- Given exercise:
Locate the word "diff" in the entries below, then gather every line that holds it.

- Supplied material:

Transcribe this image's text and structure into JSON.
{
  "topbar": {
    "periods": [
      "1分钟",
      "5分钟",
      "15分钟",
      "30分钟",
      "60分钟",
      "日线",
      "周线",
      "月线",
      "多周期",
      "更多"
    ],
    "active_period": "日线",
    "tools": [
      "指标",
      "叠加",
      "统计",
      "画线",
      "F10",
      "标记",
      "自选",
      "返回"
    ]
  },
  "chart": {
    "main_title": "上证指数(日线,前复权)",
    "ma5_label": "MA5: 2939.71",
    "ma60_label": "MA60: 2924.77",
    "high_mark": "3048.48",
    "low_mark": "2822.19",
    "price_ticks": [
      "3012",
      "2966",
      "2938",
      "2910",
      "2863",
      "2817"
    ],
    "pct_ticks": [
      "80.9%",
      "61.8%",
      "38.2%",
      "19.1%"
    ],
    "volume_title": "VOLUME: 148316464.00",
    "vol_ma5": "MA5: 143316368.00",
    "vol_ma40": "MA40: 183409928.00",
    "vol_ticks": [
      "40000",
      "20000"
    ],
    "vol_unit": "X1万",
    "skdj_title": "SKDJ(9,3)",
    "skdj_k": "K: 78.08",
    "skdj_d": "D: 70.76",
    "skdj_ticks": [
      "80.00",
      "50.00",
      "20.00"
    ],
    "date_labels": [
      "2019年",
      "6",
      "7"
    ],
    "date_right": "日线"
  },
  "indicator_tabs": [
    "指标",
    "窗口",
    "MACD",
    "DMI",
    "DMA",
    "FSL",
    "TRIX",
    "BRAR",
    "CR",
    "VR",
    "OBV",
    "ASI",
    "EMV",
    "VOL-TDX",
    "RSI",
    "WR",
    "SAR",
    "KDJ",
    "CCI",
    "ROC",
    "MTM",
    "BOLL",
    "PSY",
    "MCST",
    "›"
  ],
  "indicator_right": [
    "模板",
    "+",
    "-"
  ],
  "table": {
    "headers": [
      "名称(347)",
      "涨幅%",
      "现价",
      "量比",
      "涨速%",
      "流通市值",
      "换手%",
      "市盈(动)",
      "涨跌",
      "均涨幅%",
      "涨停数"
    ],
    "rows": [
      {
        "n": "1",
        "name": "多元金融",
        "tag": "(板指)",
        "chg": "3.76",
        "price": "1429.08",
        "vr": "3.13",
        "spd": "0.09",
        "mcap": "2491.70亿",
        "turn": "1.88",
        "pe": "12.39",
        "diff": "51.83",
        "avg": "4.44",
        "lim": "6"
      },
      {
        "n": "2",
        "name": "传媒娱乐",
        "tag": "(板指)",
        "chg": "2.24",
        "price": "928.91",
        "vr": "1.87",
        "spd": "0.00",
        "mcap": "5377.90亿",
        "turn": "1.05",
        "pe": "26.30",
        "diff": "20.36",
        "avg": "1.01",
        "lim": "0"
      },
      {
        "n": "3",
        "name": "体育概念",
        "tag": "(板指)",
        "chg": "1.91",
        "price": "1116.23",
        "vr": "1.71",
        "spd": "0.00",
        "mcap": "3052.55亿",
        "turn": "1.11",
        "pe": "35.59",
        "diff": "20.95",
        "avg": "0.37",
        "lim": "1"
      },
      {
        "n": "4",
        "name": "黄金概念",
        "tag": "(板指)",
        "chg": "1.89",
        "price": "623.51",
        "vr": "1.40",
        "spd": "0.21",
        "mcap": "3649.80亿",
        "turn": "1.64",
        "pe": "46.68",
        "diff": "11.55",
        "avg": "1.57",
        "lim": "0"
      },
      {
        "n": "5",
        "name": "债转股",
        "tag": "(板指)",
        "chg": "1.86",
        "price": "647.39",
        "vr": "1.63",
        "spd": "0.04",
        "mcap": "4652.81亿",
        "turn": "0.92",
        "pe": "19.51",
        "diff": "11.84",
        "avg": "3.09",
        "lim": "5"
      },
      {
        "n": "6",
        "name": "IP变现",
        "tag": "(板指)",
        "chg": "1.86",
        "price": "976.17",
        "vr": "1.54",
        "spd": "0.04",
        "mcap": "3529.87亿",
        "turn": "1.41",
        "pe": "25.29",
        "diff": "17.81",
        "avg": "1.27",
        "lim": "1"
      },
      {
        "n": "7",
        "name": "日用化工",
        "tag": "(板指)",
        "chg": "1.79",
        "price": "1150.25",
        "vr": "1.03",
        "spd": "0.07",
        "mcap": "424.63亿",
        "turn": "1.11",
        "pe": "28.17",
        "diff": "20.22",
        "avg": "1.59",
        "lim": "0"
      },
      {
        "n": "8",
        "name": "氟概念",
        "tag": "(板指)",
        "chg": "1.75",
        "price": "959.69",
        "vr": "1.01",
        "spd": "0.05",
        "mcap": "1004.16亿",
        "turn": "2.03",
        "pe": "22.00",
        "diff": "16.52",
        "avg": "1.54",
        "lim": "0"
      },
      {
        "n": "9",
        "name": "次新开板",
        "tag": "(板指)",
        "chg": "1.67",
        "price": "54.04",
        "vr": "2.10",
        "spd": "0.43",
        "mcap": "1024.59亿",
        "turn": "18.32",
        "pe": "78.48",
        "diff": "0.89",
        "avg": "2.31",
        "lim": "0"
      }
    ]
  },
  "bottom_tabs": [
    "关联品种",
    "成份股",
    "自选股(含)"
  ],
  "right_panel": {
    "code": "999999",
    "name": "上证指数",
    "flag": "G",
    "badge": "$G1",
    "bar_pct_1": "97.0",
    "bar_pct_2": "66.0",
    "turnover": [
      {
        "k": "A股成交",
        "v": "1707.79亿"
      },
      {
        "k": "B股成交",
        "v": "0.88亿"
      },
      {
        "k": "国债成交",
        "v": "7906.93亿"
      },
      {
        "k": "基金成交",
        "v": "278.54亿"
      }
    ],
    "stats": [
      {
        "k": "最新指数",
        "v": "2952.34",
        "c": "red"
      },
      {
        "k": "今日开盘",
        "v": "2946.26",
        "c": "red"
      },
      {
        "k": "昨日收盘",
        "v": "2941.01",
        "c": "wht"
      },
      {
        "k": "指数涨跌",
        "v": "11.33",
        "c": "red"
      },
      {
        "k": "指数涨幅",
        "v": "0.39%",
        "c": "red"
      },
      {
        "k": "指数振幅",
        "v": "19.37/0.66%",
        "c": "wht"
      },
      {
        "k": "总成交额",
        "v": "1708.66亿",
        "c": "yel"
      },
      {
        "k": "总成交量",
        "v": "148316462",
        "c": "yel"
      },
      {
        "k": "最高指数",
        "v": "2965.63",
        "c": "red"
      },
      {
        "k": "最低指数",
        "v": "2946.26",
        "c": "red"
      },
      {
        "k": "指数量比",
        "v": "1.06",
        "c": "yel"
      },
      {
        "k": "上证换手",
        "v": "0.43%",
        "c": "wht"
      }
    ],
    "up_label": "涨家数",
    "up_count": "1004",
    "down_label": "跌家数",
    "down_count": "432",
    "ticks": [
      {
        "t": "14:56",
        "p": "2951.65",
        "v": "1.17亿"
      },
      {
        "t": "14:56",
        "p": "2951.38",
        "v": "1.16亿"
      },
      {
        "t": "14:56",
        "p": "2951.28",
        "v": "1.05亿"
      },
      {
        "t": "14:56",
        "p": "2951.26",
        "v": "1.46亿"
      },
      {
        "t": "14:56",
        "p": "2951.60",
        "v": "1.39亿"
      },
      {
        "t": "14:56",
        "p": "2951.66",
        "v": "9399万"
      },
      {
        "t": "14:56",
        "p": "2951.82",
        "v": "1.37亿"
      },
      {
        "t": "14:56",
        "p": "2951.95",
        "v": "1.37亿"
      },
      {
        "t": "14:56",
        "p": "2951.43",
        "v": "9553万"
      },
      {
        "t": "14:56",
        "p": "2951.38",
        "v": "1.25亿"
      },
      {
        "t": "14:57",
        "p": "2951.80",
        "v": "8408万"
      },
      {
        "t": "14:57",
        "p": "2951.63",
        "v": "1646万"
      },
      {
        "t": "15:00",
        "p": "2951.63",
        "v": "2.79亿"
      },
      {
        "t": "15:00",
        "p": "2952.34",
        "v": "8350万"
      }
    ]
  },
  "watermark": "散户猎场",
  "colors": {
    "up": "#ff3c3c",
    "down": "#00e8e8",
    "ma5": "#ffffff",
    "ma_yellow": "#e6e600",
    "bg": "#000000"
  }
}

- Result:
        "diff": "51.83",
        "diff": "20.36",
        "diff": "20.95",
        "diff": "11.55",
        "diff": "11.84",
        "diff": "17.81",
        "diff": "20.22",
        "diff": "16.52",
        "diff": "0.89",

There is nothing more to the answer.